*Exercise details:* State the number of lines below in which the word "Gaspar" appears. Nothing else belongs in the answer.

* begin Supplied records *

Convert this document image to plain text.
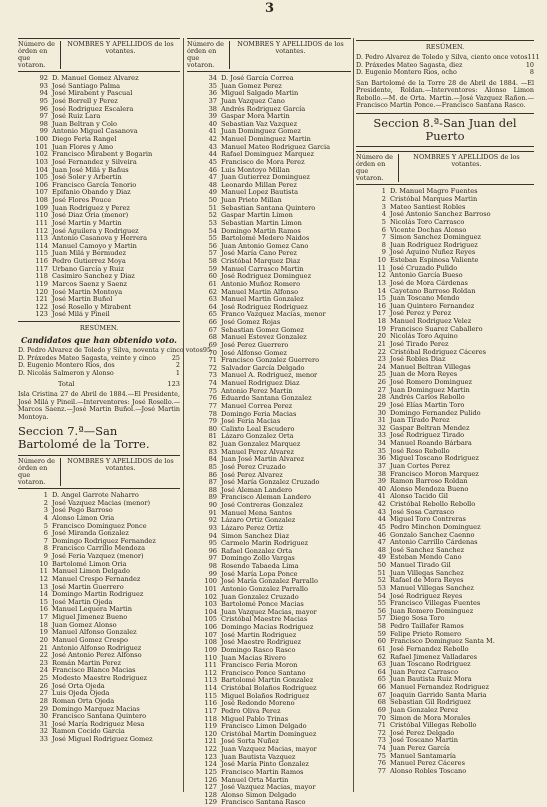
3
Número de órden en que votaron.
NOMBRES Y APELLIDOS de los votantes.
92 D. Manuel Gomez Alvarez
93 José Santiago Palma
94 José Mirabent y Pascual
95 José Borrell y Perez
96 José Rodriguez Escalera
97 José Ruiz Lara
98 Juan Beltran y Colo
99 Antonio Miguel Casanova
100 Diego Feria Rangel
101 Juan Flores y Amo
102 Francisco Mirabent y Bogarin
103 José Fernandez y Silveira
104 Juan José Milá y Bañus
105 José Soler y Arbertin
106 Francisco García Tenorio
107 Epifanio Obando y Diaz
108 José Flores Pouce
109 Juan Rodriguez y Perez
110 José Diaz Oria (menor)
111 José Martin y Martin
112 José Aguilera y Rodriguez
113 Antonio Casanova y Herrera
114 Manuel Camoyo y Martin
115 Juan Milá y Bermudez
116 Pedro Gutierrez Moya
117 Urbano García y Ruiz
118 Casimiro Sanchez y Diaz
119 Marcos Saenz y Saenz
120 José Martin Montoya
121 José Martin Buñol
122 José Rosello y Mirabent
123 José Milá y Pineil
RESÚMEN.
Candidatos que han obtenido voto.
D. Pedro Alvarez de Toledo y Silva, noventa y cinco votos 95
D. Práxedes Mateo Sagasta, veinte y cinco	25
D. Eugenio Montero Rios, dos	2
D. Nicolás Salmeron y Alonso	1
Total	123
Isla Cristina 27 de Abril de 1884.—El Presidente, José Milá y Pineil.—Interventores: José Rosello.—Marcos Saenz.—José Martin Buñol.—José Martin Montoya.
Seccion 7.ª—San Bartolomé de la Torre.
Número de órden en que votaron.
NOMBRES Y APELLIDOS de los votantes.
1 D. Angel Garrote Naharro
2 José Vazquez Macias (menor)
3 José Pego Barroso
4 Alonso Limon Oria
5 Francisco Dominguez Ponce
6 José Miranda Gonzalez
7 Domingo Rodriguez Fernandez
8 Francisco Carrillo Mendoza
9 José Feria Vazquez (menor)
10 Bartolomé Limon Oria
11 Manuel Limon Delgado
12 Manuel Crespo Fernandez
13 José Martin Guerrero
14 Domingo Martin Rodriguez
15 José Martin Ojeda
16 Manuel Lequera Martin
17 Miguel Jimenez Bueno
18 Juan Gomez Alonso
19 Manuel Alfonso Gonzalez
20 Manuel Gomez Crespo
21 Antonio Alfonso Rodriguez
22 José Antonio Perez Alfonso
23 Román Martin Perez
24 Francisco Blanco Macias
25 Modesto Maestre Rodriguez
26 José Orta Ojeda
27 Luis Ojeda Ojeda
28 Roman Orta Ojeda
29 Domingo Marquez Macias
30 Francisco Santana Quintero
31 José María Rodriguez Mesa
32 Ramon Cocido Garcia
33 José Miguel Rodriguez Gomez
Número de órden en que votaron.
NOMBRES Y APELLIDOS de los votantes.
34 D. José García Correa
35 Juan Gomez Perez
36 Miguel Salgado Martin
37 Juan Vazquez Cano
38 Andrés Rodriguez García
39 Gaspar Mora Martin
40 Sebastian Vaz Vazquez
41 Juan Dominguez Gomez
42 Manuel Dominguez Martin
43 Manuel Mateo Rodriguez Garcia
44 Rafael Dominguez Marquez
45 Francisco de Mora Perez
46 Luis Montoyo Millan
47 Juan Gutierrez Dominguez
48 Leonardo Millan Perez
49 Manuel Lopez Bautista
50 Juan Prieto Millan
51 Sebastian Santana Quintero
52 Gaspar Martin Limon
53 Sebastian Martin Limon
54 Domingo Martin Ramos
55 Bartolomé Medero Naidos
56 Juan Antonio Gomez Cano
57 José María Cano Perez
58 Cristóbal Marquez Diaz
59 Manuel Carrasco Martin
60 José Rodriguez Dominguez
61 Antonio Muñoz Romero
62 Manuel Martin Alfonso
63 Manuel Martin Gonzalez
64 José Rodriguez Rodriguez
65 Franco Vazquez Macias, menor
66 José Gomez Rojas
67 Sebastian Gomez Gomez
68 Manuel Estevez Gonzalez
69 José Perez Guerrero
70 José Alfonso Gomez
71 Francisco Gonzalez Guerrero
72 Salvador García Delgado
73 Manuel A. Rodriguez, menor
74 Manuel Rodriguez Diaz
75 Antonio Perez Martin
76 Eduardo Santana Gonzalez
77 Manuel Correa Perez
78 Domingo Feria Macias
79 José Feria Macias
80 Calixto Leal Escudero
81 Lázaro Gonzalez Orta
82 Juan Gonzalez Marquez
83 Manuel Perez Alvarez
84 Juan José Martin Alvarez
85 José Perez Cruzado
86 José Perez Alvarez
87 José María Gonzalez Cruzado
88 José Aleman Landero
89 Francisco Aleman Landero
90 José Contreras Gonzalez
91 Manuel Mena Santos
92 Lázaro Ortiz Gonzalez
93 Lázaro Perez Ortiz
94 Simon Sanchez Diaz
95 Carmelo Marin Rodriguez
96 Rafael Gonzalez Orta
97 Domingo Zollo Vargas
98 Rosendo Tabaeda Lima
99 José María Lopa Ponce
100 José María Gonzalez Parrallo
101 Antonio Gonzalez Parrallo
102 Juan Gonzalez Cruzado
103 Bartolomé Ponce Macias
104 Juan Vazquez Macias, mayor
105 Cristóbal Maestre Macias
106 Domingo Macias Rodriguez
107 José Martin Rodriguez
108 José Maestre Rodriguez
109 Domingo Rasco Rasco
110 Juan Macias Rivero
111 Francisco Feria Moron
112 Francisco Ponce Santano
113 Bartolomé Martin Gonzalez
114 Cristóbal Bolaños Rodriguez
115 Miguel Bolaños Rodriguez
116 José Redondo Moreno
117 Pedro Oliva Perez
118 Miguel Pablo Trinas
119 Francisco Limon Delgado
120 Cristóbal Martin Dominguez
121 José Sorta Nuñez
122 Juan Vazquez Macias, mayor
123 Juan Bautista Vazquez
124 José María Pinto Gonzalez
125 Francisco Martin Ramos
126 Manuel Orta Martin
127 José Vazquez Macias, mayor
128 Alonso Simon Delgado
129 Francisco Santana Rasco
RESÚMEN.
D. Pedro Alvarez de Toledo y Silva, ciento once votos 111
D. Práxedes Mateo Sagasta, diez	10
D. Eugenio Montero Rios, ocho	8
San Bartolomé de la Torre 28 de Abril de 1884. —El Presidente, Roldan.—Interventores: Alonso Limon Rebollo.—M. de Orta. Martin.—José Vazquez Rañon.—Francisco Martin Ponce.—Francisco Santana Rasco.
Seccion 8.ª-San Juan del Puerto
Número de órden en que votaron.
NOMBRES Y APELLIDOS de los votantes.
1 D. Manuel Magro Fuentes
2 Cristóbal Marques Martin
3 Mateo Santiest Robles
4 José Antonio Sanchez Barroso
5 Nicolás Toro Carrasco
6 Vicente Dochas Alonso
7 Simon Sanchez Dominguez
8 Juan Rodriguez Rodriguez
9 José Aquino Nuñez Reyes
10 Esteban Espinosa Valiente
11 José Cruzado Pulido
12 Antonio García Bueso
13 José de Mora Cárdenas
14 Cayetano Barroso Roldan
15 Juan Toscano Mendo
16 Juan Quintero Fernandez
17 José Perez y Perez
18 Manuel Rodriguez Velez
19 Francisco Suarez Caballero
20 Nicolás Toro Aquino
21 José Tirado Perez
22 Cristóbal Rodriguez Cáceres
23 José Robles Diaz
24 Manuel Beltran Villegas
25 Juan de Mora Reyes
26 José Romero Dominguez
27 Juan Dominguez Martin
28 Andrés Carlos Rebollo
29 José Elías Martin Toro
30 Domingo Fernandez Pulido
31 Juan Tirado Perez
32 Gaspar Beltran Mendez
33 José Rodriguez Tirado
34 Manuel Roando Bárbara
35 José Roso Rebollo
36 Miguel Toscano Rodriguez
37 Juan Cortes Perez
38 Francisco Moron Marquez
39 Ramon Barroso Roldan
40 Alonso Mendoza Bueno
41 Alonso Tacido Gil
42 Cristóbal Rebollo Rebollo
43 José Sosa Carrasco
44 Miguel Toro Contreras
45 Pedro Minchon Dominguez
46 Gonzalo Sanchez Caenno
47 Antonio Carrillo Cárdenas
48 José Sanchez Sanchez
49 Esteban Mendo Cano
50 Manuel Tirado Gil
51 Juan Villegas Sanchez
52 Rafael de Mora Reyes
53 Manuel Villegas Sanchez
54 José Rodriguez Reyes
55 Francisco Villegas Fuentes
56 Juan Romero Dominguez
57 Diego Sosa Toro
58 Pedro Taillafer Ramos
59 Felipe Prieto Romero
60 Francisco Dominguez Santa M.
61 José Fernandez Rebollo
62 Rafael Jimenez Valladares
63 Juan Toscano Rodriguez
64 Juan Perez Carrasco
65 Juan Bautista Ruiz Mora
66 Manuel Fernandez Rodriguez
67 Joaquin Garrido Santa Maria
68 Sebastian Gil Rodriguez
69 Juan Gonzalez Perez
70 Simon de Mora Morales
71 Cristóbal Villegas Rebollo
72 José Perez Delgado
73 José Toscano Martin
74 Juan Perez García
75 Manuel Santamaría
76 Manuel Perez Cáceres
77 Alonso Robles Toscano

* end Supplied records *

*Task answer:* 3